* Start *
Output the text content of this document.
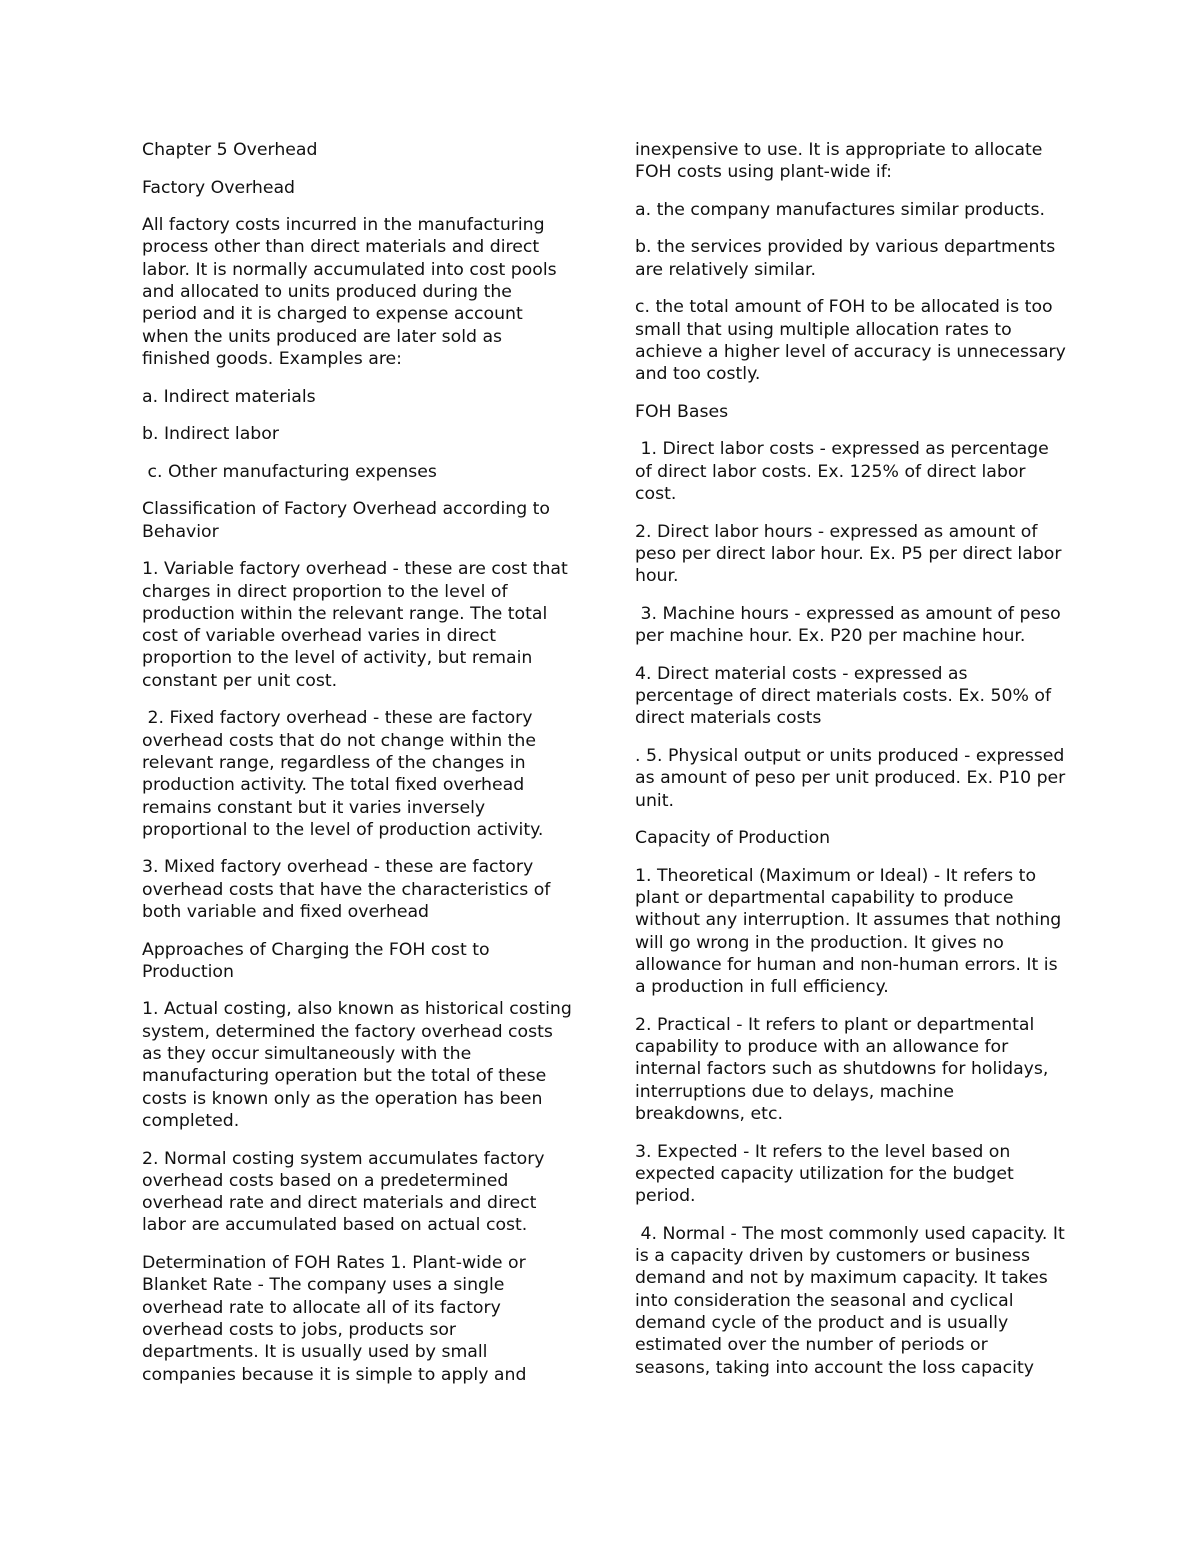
Chapter 5 Overhead

Factory Overhead

All factory costs incurred in the manufacturing process other than direct materials and direct labor. It is normally accumulated into cost pools and allocated to units produced during the period and it is charged to expense account when the units produced are later sold as finished goods. Examples are:

a. Indirect materials

b. Indirect labor

c. Other manufacturing expenses

Classification of Factory Overhead according to Behavior

1. Variable factory overhead - these are cost that charges in direct proportion to the level of production within the relevant range. The total cost of variable overhead varies in direct proportion to the level of activity, but remain constant per unit cost.

2. Fixed factory overhead - these are factory overhead costs that do not change within the relevant range, regardless of the changes in production activity. The total fixed overhead remains constant but it varies inversely proportional to the level of production activity.

3. Mixed factory overhead - these are factory overhead costs that have the characteristics of both variable and fixed overhead

Approaches of Charging the FOH cost to Production

1. Actual costing, also known as historical costing system, determined the factory overhead costs as they occur simultaneously with the manufacturing operation but the total of these costs is known only as the operation has been completed.

2. Normal costing system accumulates factory overhead costs based on a predetermined overhead rate and direct materials and direct labor are accumulated based on actual cost.

Determination of FOH Rates 1. Plant-wide or Blanket Rate - The company uses a single overhead rate to allocate all of its factory overhead costs to jobs, products sor departments. It is usually used by small companies because it is simple to apply and

inexpensive to use. It is appropriate to allocate FOH costs using plant-wide if:

a. the company manufactures similar products.

b. the services provided by various departments are relatively similar.

c. the total amount of FOH to be allocated is too small that using multiple allocation rates to achieve a higher level of accuracy is unnecessary and too costly.

FOH Bases

1. Direct labor costs - expressed as percentage of direct labor costs. Ex. 125% of direct labor cost.

2. Direct labor hours - expressed as amount of peso per direct labor hour. Ex. P5 per direct labor hour.

3. Machine hours - expressed as amount of peso per machine hour. Ex. P20 per machine hour.

4. Direct material costs - expressed as percentage of direct materials costs. Ex. 50% of direct materials costs

. 5. Physical output or units produced - expressed as amount of peso per unit produced. Ex. P10 per unit.

Capacity of Production

1. Theoretical (Maximum or Ideal) - It refers to plant or departmental capability to produce without any interruption. It assumes that nothing will go wrong in the production. It gives no allowance for human and non-human errors. It is a production in full efficiency.

2. Practical - It refers to plant or departmental capability to produce with an allowance for internal factors such as shutdowns for holidays, interruptions due to delays, machine breakdowns, etc.

3. Expected - It refers to the level based on expected capacity utilization for the budget period.

4. Normal - The most commonly used capacity. It is a capacity driven by customers or business demand and not by maximum capacity. It takes into consideration the seasonal and cyclical demand cycle of the product and is usually estimated over the number of periods or seasons, taking into account the loss capacity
* End *
### Your objective
Without the pictures, print the whole listing exactly as given.

### Worked solution
Output the text content of this document.
Chapter 5 Overhead

Factory Overhead

All factory costs incurred in the manufacturing process other than direct materials and direct labor. It is normally accumulated into cost pools and allocated to units produced during the period and it is charged to expense account when the units produced are later sold as finished goods. Examples are:

a. Indirect materials

b. Indirect labor

c. Other manufacturing expenses

Classification of Factory Overhead according to Behavior

1. Variable factory overhead - these are cost that charges in direct proportion to the level of production within the relevant range. The total cost of variable overhead varies in direct proportion to the level of activity, but remain constant per unit cost.

2. Fixed factory overhead - these are factory overhead costs that do not change within the relevant range, regardless of the changes in production activity. The total fixed overhead remains constant but it varies inversely proportional to the level of production activity.

3. Mixed factory overhead - these are factory overhead costs that have the characteristics of both variable and fixed overhead

Approaches of Charging the FOH cost to Production

1. Actual costing, also known as historical costing system, determined the factory overhead costs as they occur simultaneously with the manufacturing operation but the total of these costs is known only as the operation has been completed.

2. Normal costing system accumulates factory overhead costs based on a predetermined overhead rate and direct materials and direct labor are accumulated based on actual cost.

Determination of FOH Rates 1. Plant-wide or Blanket Rate - The company uses a single overhead rate to allocate all of its factory overhead costs to jobs, products sor departments. It is usually used by small companies because it is simple to apply and

inexpensive to use. It is appropriate to allocate FOH costs using plant-wide if:

a. the company manufactures similar products.

b. the services provided by various departments are relatively similar.

c. the total amount of FOH to be allocated is too small that using multiple allocation rates to achieve a higher level of accuracy is unnecessary and too costly.

FOH Bases

1. Direct labor costs - expressed as percentage of direct labor costs. Ex. 125% of direct labor cost.

2. Direct labor hours - expressed as amount of peso per direct labor hour. Ex. P5 per direct labor hour.

3. Machine hours - expressed as amount of peso per machine hour. Ex. P20 per machine hour.

4. Direct material costs - expressed as percentage of direct materials costs. Ex. 50% of direct materials costs

. 5. Physical output or units produced - expressed as amount of peso per unit produced. Ex. P10 per unit.

Capacity of Production

1. Theoretical (Maximum or Ideal) - It refers to plant or departmental capability to produce without any interruption. It assumes that nothing will go wrong in the production. It gives no allowance for human and non-human errors. It is a production in full efficiency.

2. Practical - It refers to plant or departmental capability to produce with an allowance for internal factors such as shutdowns for holidays, interruptions due to delays, machine breakdowns, etc.

3. Expected - It refers to the level based on expected capacity utilization for the budget period.

4. Normal - The most commonly used capacity. It is a capacity driven by customers or business demand and not by maximum capacity. It takes into consideration the seasonal and cyclical demand cycle of the product and is usually estimated over the number of periods or seasons, taking into account the loss capacity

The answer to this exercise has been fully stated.